Lines of data
[START]
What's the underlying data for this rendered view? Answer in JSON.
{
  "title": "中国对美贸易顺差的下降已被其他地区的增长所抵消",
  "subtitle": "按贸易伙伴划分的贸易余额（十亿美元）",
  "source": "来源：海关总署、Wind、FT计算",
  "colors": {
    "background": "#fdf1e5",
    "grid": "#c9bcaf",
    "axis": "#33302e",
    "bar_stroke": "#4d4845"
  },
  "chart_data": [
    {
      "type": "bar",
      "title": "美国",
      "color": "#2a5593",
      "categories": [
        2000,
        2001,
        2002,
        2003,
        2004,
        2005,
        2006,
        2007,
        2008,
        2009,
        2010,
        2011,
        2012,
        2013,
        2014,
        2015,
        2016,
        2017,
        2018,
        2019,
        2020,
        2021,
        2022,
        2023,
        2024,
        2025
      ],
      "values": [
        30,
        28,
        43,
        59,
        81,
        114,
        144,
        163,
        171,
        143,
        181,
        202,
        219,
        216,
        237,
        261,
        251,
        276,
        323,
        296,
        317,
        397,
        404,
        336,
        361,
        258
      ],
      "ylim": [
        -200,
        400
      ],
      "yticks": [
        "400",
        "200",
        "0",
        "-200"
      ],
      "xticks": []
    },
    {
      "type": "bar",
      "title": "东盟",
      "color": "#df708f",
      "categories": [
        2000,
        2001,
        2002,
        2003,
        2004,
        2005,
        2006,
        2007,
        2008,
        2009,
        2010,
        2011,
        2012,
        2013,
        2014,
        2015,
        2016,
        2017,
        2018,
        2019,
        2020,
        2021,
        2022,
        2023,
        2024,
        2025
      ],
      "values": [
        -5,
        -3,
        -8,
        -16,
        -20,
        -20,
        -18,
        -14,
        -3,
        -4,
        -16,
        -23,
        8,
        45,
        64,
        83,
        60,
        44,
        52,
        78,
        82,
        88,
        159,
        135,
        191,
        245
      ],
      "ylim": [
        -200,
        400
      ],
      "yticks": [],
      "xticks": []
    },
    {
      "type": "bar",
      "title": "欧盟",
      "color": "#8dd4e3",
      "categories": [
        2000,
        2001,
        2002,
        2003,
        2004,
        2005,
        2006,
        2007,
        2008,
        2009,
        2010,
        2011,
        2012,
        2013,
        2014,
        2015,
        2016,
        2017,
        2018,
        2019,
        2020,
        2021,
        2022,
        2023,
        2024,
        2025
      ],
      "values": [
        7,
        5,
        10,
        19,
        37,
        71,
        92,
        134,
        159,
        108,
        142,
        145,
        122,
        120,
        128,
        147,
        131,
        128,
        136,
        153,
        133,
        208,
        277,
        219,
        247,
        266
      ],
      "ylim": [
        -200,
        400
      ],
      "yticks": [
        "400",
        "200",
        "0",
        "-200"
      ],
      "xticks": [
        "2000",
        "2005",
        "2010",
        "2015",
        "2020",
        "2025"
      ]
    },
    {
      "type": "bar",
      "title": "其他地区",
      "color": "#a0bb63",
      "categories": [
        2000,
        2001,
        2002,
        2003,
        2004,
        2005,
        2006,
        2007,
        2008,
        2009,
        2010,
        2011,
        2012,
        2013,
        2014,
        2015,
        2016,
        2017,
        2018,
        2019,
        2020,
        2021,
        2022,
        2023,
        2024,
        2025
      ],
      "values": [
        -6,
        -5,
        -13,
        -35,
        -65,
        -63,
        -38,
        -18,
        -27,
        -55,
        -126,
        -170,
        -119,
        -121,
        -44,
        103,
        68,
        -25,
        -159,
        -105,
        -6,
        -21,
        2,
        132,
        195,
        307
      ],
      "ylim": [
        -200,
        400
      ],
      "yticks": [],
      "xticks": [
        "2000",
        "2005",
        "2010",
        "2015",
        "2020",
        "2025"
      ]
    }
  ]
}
[END]
Exercise instructions.
Write down every line of the data exactly as it appears above.

Answer to the exercise.
What's the underlying data for this rendered view? Answer in JSON.
{
  "title": "中国对美贸易顺差的下降已被其他地区的增长所抵消",
  "subtitle": "按贸易伙伴划分的贸易余额（十亿美元）",
  "source": "来源：海关总署、Wind、FT计算",
  "colors": {
    "background": "#fdf1e5",
    "grid": "#c9bcaf",
    "axis": "#33302e",
    "bar_stroke": "#4d4845"
  },
  "chart_data": [
    {
      "type": "bar",
      "title": "美国",
      "color": "#2a5593",
      "categories": [
        2000,
        2001,
        2002,
        2003,
        2004,
        2005,
        2006,
        2007,
        2008,
        2009,
        2010,
        2011,
        2012,
        2013,
        2014,
        2015,
        2016,
        2017,
        2018,
        2019,
        2020,
        2021,
        2022,
        2023,
        2024,
        2025
      ],
      "values": [
        30,
        28,
        43,
        59,
        81,
        114,
        144,
        163,
        171,
        143,
        181,
        202,
        219,
        216,
        237,
        261,
        251,
        276,
        323,
        296,
        317,
        397,
        404,
        336,
        361,
        258
      ],
      "ylim": [
        -200,
        400
      ],
      "yticks": [
        "400",
        "200",
        "0",
        "-200"
      ],
      "xticks": []
    },
    {
      "type": "bar",
      "title": "东盟",
      "color": "#df708f",
      "categories": [
        2000,
        2001,
        2002,
        2003,
        2004,
        2005,
        2006,
        2007,
        2008,
        2009,
        2010,
        2011,
        2012,
        2013,
        2014,
        2015,
        2016,
        2017,
        2018,
        2019,
        2020,
        2021,
        2022,
        2023,
        2024,
        2025
      ],
      "values": [
        -5,
        -3,
        -8,
        -16,
        -20,
        -20,
        -18,
        -14,
        -3,
        -4,
        -16,
        -23,
        8,
        45,
        64,
        83,
        60,
        44,
        52,
        78,
        82,
        88,
        159,
        135,
        191,
        245
      ],
      "ylim": [
        -200,
        400
      ],
      "yticks": [],
      "xticks": []
    },
    {
      "type": "bar",
      "title": "欧盟",
      "color": "#8dd4e3",
      "categories": [
        2000,
        2001,
        2002,
        2003,
        2004,
        2005,
        2006,
        2007,
        2008,
        2009,
        2010,
        2011,
        2012,
        2013,
        2014,
        2015,
        2016,
        2017,
        2018,
        2019,
        2020,
        2021,
        2022,
        2023,
        2024,
        2025
      ],
      "values": [
        7,
        5,
        10,
        19,
        37,
        71,
        92,
        134,
        159,
        108,
        142,
        145,
        122,
        120,
        128,
        147,
        131,
        128,
        136,
        153,
        133,
        208,
        277,
        219,
        247,
        266
      ],
      "ylim": [
        -200,
        400
      ],
      "yticks": [
        "400",
        "200",
        "0",
        "-200"
      ],
      "xticks": [
        "2000",
        "2005",
        "2010",
        "2015",
        "2020",
        "2025"
      ]
    },
    {
      "type": "bar",
      "title": "其他地区",
      "color": "#a0bb63",
      "categories": [
        2000,
        2001,
        2002,
        2003,
        2004,
        2005,
        2006,
        2007,
        2008,
        2009,
        2010,
        2011,
        2012,
        2013,
        2014,
        2015,
        2016,
        2017,
        2018,
        2019,
        2020,
        2021,
        2022,
        2023,
        2024,
        2025
      ],
      "values": [
        -6,
        -5,
        -13,
        -35,
        -65,
        -63,
        -38,
        -18,
        -27,
        -55,
        -126,
        -170,
        -119,
        -121,
        -44,
        103,
        68,
        -25,
        -159,
        -105,
        -6,
        -21,
        2,
        132,
        195,
        307
      ],
      "ylim": [
        -200,
        400
      ],
      "yticks": [],
      "xticks": [
        "2000",
        "2005",
        "2010",
        "2015",
        "2020",
        "2025"
      ]
    }
  ]
}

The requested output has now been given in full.